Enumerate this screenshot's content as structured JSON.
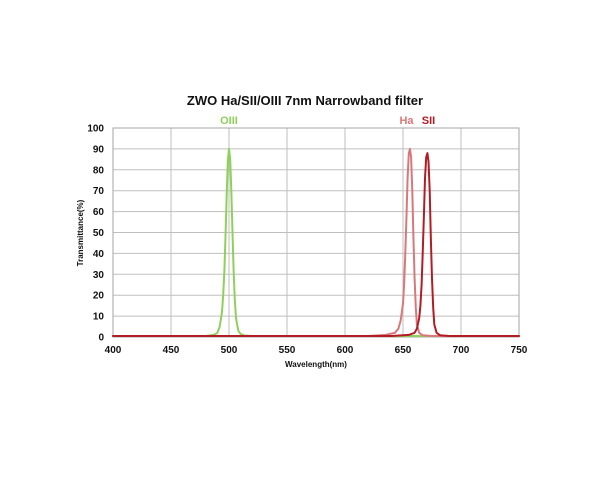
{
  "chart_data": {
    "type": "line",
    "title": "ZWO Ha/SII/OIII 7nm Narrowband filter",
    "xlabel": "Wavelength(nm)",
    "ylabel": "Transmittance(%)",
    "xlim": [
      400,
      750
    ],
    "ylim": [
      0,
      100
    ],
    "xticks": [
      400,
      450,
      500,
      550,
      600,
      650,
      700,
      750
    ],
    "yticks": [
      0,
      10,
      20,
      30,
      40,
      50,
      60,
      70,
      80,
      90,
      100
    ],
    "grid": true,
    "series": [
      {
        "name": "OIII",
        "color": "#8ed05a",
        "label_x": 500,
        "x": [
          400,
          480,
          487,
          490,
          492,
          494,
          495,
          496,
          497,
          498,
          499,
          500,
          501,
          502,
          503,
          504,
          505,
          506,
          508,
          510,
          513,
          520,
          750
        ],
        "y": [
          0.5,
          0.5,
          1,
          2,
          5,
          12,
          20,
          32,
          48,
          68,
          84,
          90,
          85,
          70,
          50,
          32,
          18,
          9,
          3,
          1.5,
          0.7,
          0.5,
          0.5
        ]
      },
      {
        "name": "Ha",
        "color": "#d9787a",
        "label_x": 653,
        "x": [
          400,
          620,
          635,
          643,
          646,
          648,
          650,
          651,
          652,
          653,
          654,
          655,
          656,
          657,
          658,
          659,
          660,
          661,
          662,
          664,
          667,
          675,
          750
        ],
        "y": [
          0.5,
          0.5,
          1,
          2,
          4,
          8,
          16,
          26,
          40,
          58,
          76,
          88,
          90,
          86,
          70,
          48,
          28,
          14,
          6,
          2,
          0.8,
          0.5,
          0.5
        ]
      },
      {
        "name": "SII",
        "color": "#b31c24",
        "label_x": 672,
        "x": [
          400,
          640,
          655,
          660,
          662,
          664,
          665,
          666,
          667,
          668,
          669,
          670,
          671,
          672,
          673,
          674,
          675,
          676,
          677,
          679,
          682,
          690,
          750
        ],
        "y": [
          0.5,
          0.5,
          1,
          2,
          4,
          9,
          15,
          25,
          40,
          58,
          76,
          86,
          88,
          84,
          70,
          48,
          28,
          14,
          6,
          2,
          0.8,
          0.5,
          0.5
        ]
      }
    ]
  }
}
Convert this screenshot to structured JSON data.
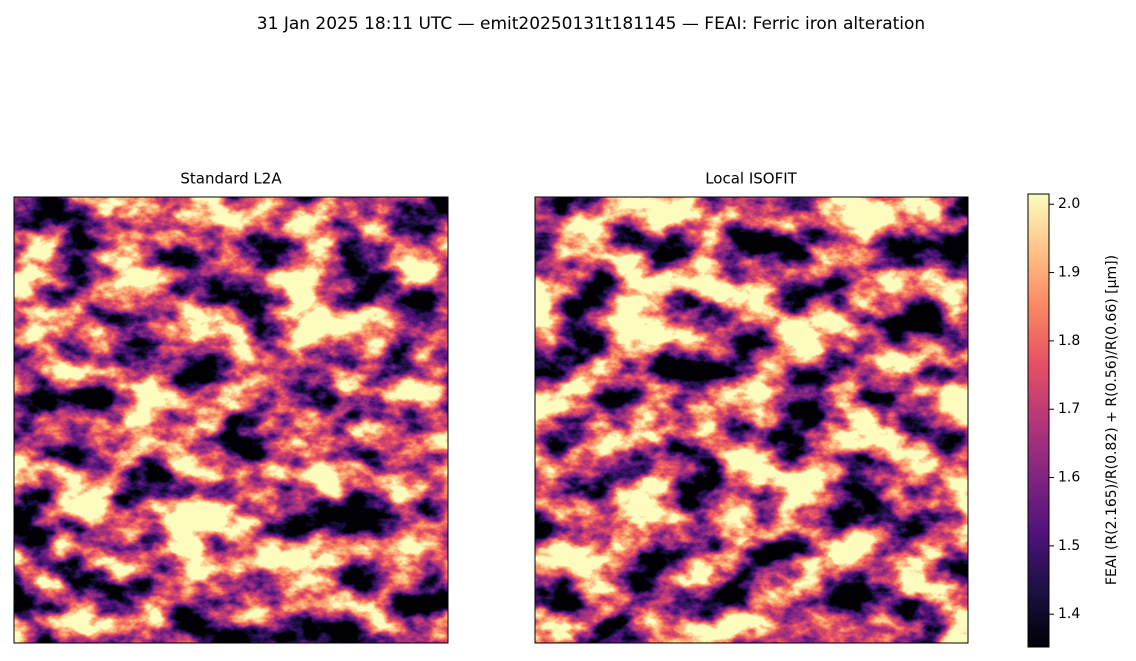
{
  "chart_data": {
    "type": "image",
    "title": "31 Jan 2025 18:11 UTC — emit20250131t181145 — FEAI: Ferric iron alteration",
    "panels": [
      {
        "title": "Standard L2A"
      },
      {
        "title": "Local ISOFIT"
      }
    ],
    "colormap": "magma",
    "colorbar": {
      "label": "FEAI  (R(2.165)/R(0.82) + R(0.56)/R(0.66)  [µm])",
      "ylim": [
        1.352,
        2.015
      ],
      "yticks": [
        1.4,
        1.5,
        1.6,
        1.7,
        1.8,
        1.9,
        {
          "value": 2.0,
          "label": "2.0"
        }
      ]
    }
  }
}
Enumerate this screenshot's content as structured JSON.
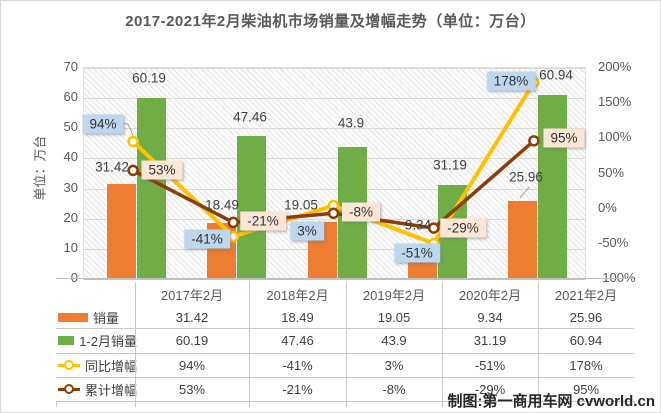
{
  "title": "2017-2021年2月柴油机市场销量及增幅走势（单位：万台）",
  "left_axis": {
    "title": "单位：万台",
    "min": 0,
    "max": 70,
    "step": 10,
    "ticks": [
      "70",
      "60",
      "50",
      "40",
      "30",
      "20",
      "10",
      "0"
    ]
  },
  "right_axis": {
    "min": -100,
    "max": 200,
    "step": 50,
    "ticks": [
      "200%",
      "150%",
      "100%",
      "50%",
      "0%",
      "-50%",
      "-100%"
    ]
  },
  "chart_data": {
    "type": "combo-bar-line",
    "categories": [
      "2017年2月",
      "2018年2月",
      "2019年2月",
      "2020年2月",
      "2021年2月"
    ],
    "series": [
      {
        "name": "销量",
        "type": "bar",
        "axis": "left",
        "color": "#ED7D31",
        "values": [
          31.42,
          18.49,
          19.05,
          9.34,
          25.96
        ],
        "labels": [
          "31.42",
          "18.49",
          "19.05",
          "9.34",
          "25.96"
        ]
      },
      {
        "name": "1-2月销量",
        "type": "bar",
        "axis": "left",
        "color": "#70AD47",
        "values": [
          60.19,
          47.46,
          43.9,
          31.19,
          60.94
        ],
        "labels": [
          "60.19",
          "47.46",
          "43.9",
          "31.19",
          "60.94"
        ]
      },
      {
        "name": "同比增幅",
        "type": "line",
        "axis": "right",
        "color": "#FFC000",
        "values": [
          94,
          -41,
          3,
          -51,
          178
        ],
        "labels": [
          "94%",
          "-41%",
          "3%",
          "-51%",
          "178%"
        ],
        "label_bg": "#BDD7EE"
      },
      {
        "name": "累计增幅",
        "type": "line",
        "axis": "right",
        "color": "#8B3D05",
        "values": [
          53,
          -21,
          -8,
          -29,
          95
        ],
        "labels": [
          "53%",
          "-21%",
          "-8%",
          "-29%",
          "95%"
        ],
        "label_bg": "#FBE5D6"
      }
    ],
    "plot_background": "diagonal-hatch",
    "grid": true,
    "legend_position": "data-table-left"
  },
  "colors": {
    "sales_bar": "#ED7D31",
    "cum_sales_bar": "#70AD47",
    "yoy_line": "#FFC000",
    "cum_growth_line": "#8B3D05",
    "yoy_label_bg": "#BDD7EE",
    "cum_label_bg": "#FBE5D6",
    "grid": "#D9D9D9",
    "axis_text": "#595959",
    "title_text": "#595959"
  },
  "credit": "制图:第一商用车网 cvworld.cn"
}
+---+
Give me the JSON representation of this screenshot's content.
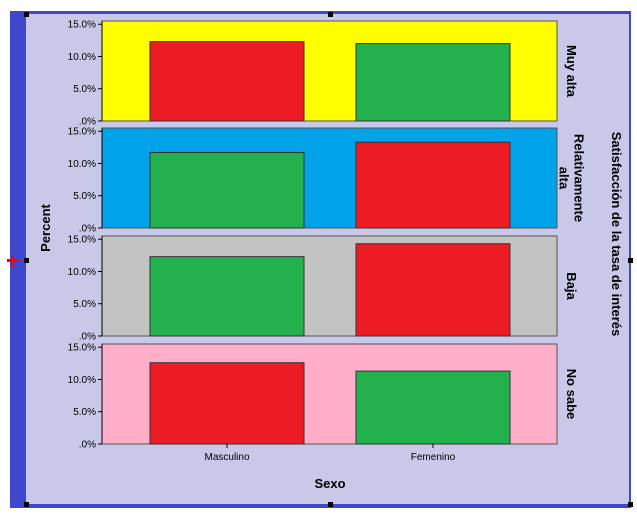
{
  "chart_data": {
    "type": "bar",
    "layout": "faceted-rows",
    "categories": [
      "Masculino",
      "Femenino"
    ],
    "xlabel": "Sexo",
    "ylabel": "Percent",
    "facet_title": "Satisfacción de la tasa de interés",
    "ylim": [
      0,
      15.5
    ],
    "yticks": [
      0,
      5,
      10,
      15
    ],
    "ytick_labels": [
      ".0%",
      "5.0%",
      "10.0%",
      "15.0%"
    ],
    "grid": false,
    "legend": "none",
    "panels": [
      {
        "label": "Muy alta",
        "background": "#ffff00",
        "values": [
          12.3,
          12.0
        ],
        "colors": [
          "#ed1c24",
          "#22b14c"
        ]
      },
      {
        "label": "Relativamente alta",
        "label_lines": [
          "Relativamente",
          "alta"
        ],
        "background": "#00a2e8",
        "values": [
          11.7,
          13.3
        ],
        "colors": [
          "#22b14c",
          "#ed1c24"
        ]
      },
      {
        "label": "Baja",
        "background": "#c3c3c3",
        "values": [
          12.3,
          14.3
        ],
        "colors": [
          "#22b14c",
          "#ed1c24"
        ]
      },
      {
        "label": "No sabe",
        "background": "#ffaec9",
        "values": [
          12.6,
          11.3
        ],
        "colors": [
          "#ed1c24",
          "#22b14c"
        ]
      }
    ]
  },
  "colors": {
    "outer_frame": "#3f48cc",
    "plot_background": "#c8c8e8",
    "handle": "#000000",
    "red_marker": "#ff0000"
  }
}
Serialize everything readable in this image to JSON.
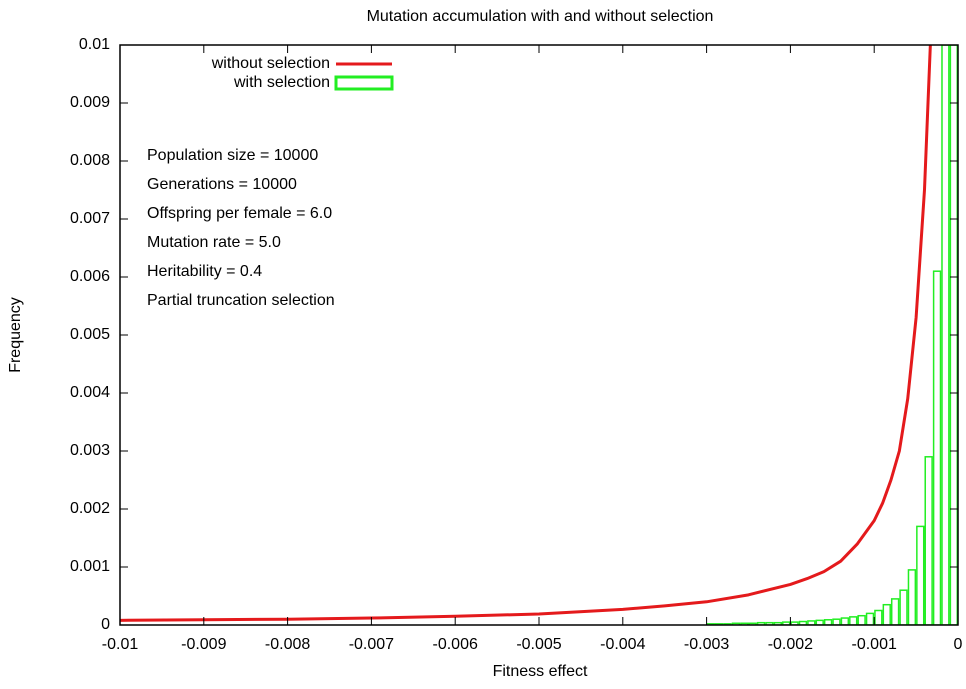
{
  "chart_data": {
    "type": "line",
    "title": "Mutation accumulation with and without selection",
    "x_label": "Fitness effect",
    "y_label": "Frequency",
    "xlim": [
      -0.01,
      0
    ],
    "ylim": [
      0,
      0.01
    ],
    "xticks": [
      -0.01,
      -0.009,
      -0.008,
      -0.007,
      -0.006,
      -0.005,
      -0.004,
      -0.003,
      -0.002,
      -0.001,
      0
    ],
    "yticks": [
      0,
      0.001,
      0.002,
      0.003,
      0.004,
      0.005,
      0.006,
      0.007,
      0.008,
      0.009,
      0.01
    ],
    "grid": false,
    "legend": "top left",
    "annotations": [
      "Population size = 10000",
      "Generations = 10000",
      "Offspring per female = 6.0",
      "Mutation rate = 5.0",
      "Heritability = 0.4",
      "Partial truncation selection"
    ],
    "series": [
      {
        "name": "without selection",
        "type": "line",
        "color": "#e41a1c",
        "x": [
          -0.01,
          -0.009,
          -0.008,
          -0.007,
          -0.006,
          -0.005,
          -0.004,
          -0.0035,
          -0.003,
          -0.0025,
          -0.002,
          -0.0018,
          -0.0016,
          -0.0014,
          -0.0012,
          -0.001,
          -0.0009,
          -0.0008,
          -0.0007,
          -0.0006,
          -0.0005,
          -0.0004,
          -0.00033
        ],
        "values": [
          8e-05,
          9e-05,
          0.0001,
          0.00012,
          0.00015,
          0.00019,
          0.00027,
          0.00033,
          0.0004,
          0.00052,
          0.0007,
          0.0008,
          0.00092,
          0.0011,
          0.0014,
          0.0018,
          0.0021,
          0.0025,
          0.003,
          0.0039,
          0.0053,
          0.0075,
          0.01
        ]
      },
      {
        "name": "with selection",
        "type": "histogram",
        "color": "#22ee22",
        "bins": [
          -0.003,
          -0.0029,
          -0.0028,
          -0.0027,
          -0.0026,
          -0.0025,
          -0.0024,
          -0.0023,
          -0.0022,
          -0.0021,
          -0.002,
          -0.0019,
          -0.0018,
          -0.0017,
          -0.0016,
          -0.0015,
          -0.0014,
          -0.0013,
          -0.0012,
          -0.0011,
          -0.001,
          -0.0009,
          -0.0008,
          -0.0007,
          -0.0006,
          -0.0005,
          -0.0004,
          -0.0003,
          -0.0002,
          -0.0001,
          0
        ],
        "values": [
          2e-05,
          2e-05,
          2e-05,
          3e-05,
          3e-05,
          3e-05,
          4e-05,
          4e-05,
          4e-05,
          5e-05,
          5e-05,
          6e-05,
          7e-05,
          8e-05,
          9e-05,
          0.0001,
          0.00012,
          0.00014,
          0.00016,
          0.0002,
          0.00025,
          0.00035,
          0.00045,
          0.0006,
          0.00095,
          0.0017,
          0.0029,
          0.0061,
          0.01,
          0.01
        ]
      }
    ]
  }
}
+---+
• [Exercise]
In the records above, find each line that holds the word "alta"; copy all such lines.

• [Result of this task]
        "label": "Muy alta",
        "label": "Relativamente alta",
          "alta"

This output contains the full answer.